## [The task]
Each line in the entries below that holds the string "xlabel" is to be listed.

***** Records for this task

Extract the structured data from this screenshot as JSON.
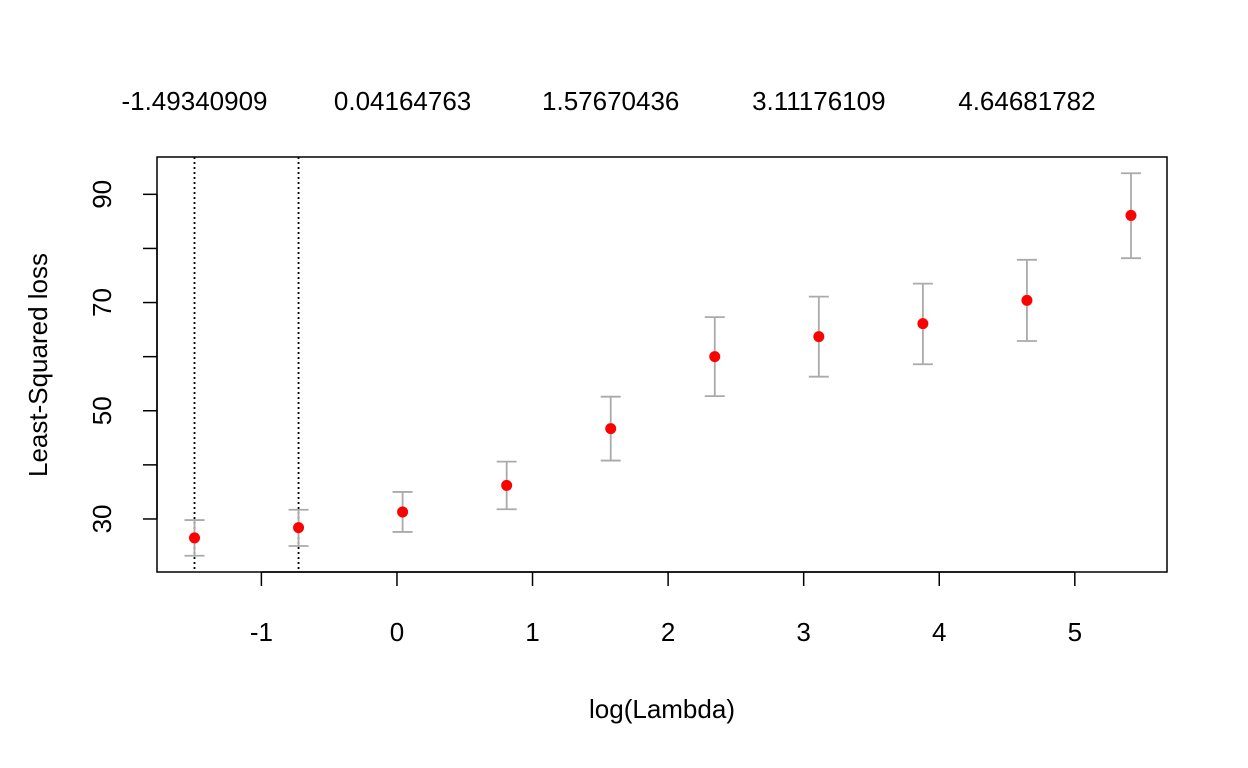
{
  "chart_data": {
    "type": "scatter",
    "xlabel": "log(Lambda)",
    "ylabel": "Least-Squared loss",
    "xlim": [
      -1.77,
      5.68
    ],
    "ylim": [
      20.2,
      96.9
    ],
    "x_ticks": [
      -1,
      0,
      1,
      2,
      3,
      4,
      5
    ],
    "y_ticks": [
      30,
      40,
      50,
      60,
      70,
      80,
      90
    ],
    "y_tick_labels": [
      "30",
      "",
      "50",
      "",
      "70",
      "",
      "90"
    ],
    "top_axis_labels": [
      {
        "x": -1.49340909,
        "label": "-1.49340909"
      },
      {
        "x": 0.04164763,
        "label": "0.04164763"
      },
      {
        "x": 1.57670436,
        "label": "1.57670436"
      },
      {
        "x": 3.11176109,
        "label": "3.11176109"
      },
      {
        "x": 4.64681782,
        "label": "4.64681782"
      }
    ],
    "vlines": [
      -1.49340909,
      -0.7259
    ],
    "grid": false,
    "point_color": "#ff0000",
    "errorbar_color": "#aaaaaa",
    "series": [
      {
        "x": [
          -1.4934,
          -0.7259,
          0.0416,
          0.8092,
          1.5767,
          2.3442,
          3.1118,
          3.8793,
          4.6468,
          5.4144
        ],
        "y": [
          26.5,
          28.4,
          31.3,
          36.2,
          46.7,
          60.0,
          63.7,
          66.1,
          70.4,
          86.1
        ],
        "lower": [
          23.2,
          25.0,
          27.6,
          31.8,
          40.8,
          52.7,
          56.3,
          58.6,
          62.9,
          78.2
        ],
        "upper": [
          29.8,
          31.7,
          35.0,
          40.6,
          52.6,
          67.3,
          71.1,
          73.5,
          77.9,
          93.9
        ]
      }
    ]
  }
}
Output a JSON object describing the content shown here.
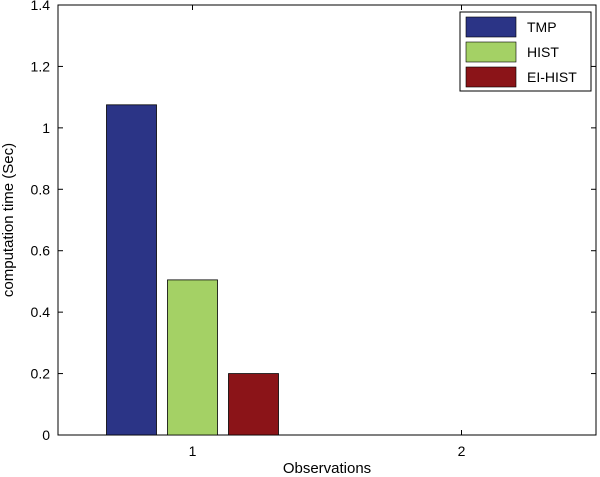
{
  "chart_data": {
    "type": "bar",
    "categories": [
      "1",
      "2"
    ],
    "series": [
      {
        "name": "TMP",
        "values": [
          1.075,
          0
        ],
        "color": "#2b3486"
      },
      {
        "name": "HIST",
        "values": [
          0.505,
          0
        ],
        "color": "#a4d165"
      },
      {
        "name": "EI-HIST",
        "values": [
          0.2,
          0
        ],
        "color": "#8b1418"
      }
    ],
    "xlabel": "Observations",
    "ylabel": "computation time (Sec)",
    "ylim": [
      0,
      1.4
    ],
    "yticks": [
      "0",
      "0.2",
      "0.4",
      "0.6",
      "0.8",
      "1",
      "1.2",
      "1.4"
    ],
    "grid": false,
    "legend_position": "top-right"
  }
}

**********

## [Response to the task]
    "xlabel": "log(Lambda)",
    "xlabel": "Observations",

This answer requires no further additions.